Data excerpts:
§

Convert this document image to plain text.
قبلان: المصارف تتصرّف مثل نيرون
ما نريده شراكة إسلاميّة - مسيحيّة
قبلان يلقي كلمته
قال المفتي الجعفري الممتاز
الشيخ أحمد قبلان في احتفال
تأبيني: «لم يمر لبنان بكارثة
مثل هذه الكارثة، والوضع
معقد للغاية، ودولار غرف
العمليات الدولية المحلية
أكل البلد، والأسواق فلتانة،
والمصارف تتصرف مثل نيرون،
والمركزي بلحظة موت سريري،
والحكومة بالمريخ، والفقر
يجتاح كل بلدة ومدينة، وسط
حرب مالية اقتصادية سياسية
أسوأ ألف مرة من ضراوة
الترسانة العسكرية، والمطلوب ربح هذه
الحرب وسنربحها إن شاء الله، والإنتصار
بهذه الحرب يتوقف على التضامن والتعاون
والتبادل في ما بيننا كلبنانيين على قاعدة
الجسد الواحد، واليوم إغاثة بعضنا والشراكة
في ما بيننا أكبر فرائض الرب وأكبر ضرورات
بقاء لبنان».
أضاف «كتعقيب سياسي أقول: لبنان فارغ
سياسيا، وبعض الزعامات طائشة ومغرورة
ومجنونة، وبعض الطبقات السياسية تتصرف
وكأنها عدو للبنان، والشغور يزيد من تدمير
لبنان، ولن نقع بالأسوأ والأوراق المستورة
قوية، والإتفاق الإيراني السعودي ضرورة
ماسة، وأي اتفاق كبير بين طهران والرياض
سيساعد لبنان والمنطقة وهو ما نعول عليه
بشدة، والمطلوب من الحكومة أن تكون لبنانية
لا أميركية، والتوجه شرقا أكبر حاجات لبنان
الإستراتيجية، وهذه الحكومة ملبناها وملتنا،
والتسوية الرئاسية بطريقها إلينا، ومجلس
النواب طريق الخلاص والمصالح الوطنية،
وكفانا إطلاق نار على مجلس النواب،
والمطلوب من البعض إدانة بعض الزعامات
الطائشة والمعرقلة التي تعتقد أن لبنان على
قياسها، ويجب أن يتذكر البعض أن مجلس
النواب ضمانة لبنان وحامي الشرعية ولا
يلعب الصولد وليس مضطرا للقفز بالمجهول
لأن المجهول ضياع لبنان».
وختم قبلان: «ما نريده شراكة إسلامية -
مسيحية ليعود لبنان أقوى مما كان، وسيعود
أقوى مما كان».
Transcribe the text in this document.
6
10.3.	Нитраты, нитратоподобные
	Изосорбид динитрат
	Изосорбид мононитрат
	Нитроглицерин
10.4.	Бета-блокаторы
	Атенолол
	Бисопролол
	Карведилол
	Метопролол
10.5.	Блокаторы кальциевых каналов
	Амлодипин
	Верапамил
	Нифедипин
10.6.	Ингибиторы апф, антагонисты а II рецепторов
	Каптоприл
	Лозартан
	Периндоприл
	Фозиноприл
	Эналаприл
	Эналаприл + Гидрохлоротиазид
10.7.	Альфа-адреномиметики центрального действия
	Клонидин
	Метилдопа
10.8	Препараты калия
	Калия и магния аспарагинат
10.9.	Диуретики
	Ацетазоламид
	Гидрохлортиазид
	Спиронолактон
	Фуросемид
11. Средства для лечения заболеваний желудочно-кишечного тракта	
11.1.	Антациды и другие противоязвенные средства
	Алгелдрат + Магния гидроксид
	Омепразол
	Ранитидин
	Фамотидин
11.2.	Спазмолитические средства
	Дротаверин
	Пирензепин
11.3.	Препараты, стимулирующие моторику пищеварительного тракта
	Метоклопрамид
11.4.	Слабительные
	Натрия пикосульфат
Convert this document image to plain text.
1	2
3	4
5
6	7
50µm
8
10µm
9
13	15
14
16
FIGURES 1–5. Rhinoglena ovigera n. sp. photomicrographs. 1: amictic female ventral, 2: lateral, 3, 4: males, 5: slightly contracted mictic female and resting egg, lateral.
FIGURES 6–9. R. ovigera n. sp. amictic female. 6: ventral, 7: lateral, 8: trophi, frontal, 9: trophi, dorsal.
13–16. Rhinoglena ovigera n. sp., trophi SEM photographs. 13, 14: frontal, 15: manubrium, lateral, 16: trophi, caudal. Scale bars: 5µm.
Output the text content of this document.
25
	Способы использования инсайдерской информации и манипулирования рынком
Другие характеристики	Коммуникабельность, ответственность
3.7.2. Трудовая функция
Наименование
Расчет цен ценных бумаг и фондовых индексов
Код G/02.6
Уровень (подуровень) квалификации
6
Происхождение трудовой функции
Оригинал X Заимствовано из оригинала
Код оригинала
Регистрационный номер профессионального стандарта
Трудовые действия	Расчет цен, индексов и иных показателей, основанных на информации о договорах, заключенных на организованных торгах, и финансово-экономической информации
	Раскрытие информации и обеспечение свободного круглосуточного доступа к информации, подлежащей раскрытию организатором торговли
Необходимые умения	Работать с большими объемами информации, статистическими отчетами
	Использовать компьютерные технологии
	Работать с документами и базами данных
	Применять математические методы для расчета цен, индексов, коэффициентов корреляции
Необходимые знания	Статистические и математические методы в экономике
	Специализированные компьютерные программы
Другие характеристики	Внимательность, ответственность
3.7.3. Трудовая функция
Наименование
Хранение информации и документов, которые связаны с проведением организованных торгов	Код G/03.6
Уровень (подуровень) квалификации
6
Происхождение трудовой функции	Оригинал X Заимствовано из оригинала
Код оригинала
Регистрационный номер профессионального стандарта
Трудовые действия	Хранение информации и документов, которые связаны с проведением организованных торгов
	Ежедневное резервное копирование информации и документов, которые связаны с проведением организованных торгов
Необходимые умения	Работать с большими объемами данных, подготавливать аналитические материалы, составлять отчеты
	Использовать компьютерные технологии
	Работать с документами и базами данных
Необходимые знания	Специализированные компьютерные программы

§

Work required: From the data, collect all lines where the string "Заимствовано" appears.

Expected answer:
Оригинал X Заимствовано из оригинала
Происхождение трудовой функции	Оригинал X Заимствовано из оригинала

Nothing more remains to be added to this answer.